_Written exercise_: Render every entry exactly as it appears.

Data entries:
☆ ☆ ☆ ☆ ☆

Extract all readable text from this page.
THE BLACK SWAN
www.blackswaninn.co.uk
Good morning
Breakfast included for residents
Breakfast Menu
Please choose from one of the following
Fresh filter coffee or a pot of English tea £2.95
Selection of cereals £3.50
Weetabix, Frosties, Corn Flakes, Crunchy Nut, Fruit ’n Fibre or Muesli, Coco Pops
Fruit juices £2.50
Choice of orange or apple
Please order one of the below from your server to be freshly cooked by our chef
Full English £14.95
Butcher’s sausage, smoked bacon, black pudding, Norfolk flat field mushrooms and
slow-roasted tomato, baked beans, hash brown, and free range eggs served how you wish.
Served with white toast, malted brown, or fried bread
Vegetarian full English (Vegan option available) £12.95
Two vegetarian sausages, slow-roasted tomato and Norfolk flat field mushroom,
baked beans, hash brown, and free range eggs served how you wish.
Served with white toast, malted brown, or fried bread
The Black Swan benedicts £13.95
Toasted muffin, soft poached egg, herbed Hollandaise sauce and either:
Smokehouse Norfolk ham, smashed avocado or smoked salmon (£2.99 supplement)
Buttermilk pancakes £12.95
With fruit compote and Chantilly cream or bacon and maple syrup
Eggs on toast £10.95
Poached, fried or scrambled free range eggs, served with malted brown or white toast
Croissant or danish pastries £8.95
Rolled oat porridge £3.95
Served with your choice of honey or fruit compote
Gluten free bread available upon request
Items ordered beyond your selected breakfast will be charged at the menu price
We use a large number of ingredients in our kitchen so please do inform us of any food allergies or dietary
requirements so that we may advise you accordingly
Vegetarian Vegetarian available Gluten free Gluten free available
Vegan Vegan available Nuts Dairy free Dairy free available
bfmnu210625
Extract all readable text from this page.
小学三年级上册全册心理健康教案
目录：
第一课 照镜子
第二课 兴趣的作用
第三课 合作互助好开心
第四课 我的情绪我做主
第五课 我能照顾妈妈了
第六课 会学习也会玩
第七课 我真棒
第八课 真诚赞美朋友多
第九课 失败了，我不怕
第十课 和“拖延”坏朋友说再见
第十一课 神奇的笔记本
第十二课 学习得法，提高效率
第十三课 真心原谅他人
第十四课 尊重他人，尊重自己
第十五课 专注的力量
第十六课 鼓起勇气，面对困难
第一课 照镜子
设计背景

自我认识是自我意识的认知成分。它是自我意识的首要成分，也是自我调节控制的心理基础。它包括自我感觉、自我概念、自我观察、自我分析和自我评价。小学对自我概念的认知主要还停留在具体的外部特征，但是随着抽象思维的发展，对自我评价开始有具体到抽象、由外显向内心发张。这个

☆ ☆ ☆ ☆ ☆

_Solution for this problem_:
Extract all readable text from this page.
THE BLACK SWAN
www.blackswaninn.co.uk
Good morning
Breakfast included for residents
Breakfast Menu
Please choose from one of the following
Fresh filter coffee or a pot of English tea £2.95
Selection of cereals £3.50
Weetabix, Frosties, Corn Flakes, Crunchy Nut, Fruit ’n Fibre or Muesli, Coco Pops
Fruit juices £2.50
Choice of orange or apple
Please order one of the below from your server to be freshly cooked by our chef
Full English £14.95
Butcher’s sausage, smoked bacon, black pudding, Norfolk flat field mushrooms and
slow-roasted tomato, baked beans, hash brown, and free range eggs served how you wish.
Served with white toast, malted brown, or fried bread
Vegetarian full English (Vegan option available) £12.95
Two vegetarian sausages, slow-roasted tomato and Norfolk flat field mushroom,
baked beans, hash brown, and free range eggs served how you wish.
Served with white toast, malted brown, or fried bread
The Black Swan benedicts £13.95
Toasted muffin, soft poached egg, herbed Hollandaise sauce and either:
Smokehouse Norfolk ham, smashed avocado or smoked salmon (£2.99 supplement)
Buttermilk pancakes £12.95
With fruit compote and Chantilly cream or bacon and maple syrup
Eggs on toast £10.95
Poached, fried or scrambled free range eggs, served with malted brown or white toast
Croissant or danish pastries £8.95
Rolled oat porridge £3.95
Served with your choice of honey or fruit compote
Gluten free bread available upon request
Items ordered beyond your selected breakfast will be charged at the menu price
We use a large number of ingredients in our kitchen so please do inform us of any food allergies or dietary
requirements so that we may advise you accordingly
Vegetarian Vegetarian available Gluten free Gluten free available
Vegan Vegan available Nuts Dairy free Dairy free available
bfmnu210625
Extract all readable text from this page.
小学三年级上册全册心理健康教案
目录：
第一课 照镜子
第二课 兴趣的作用
第三课 合作互助好开心
第四课 我的情绪我做主
第五课 我能照顾妈妈了
第六课 会学习也会玩
第七课 我真棒
第八课 真诚赞美朋友多
第九课 失败了，我不怕
第十课 和“拖延”坏朋友说再见
第十一课 神奇的笔记本
第十二课 学习得法，提高效率
第十三课 真心原谅他人
第十四课 尊重他人，尊重自己
第十五课 专注的力量
第十六课 鼓起勇气，面对困难
第一课 照镜子
设计背景

自我认识是自我意识的认知成分。它是自我意识的首要成分，也是自我调节控制的心理基础。它包括自我感觉、自我概念、自我观察、自我分析和自我评价。小学对自我概念的认知主要还停留在具体的外部特征，但是随着抽象思维的发展，对自我评价开始有具体到抽象、由外显向内心发张。这个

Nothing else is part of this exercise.